### Records for processing
####################

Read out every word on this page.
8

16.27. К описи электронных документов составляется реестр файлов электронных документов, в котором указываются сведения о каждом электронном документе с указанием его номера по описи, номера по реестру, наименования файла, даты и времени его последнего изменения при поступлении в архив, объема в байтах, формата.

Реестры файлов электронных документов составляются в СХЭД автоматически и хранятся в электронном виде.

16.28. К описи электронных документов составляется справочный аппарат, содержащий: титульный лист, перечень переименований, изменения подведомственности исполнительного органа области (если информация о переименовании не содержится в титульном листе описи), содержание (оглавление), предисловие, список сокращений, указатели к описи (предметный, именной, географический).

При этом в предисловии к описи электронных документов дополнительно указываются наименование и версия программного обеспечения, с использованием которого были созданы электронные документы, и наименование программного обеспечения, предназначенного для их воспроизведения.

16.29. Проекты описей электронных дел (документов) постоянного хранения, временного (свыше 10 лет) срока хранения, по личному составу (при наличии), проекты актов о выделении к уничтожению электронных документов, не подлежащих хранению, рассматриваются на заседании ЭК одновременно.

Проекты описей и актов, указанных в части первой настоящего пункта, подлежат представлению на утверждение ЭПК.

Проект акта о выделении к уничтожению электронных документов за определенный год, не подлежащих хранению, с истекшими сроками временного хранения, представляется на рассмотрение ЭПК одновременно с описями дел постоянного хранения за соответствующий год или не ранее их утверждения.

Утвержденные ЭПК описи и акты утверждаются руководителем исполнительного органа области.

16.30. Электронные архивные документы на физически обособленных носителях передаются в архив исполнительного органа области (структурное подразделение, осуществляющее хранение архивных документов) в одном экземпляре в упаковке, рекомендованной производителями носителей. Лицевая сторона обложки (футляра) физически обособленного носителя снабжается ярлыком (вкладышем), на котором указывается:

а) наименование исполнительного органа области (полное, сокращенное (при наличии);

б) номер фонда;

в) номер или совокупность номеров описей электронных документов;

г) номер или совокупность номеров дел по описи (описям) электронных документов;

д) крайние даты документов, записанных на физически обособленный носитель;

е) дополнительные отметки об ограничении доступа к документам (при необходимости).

####################

### What is needed
Looking at the listing above, how many of its lines contain the string "номеров"? Give the number alone.

### Answer
2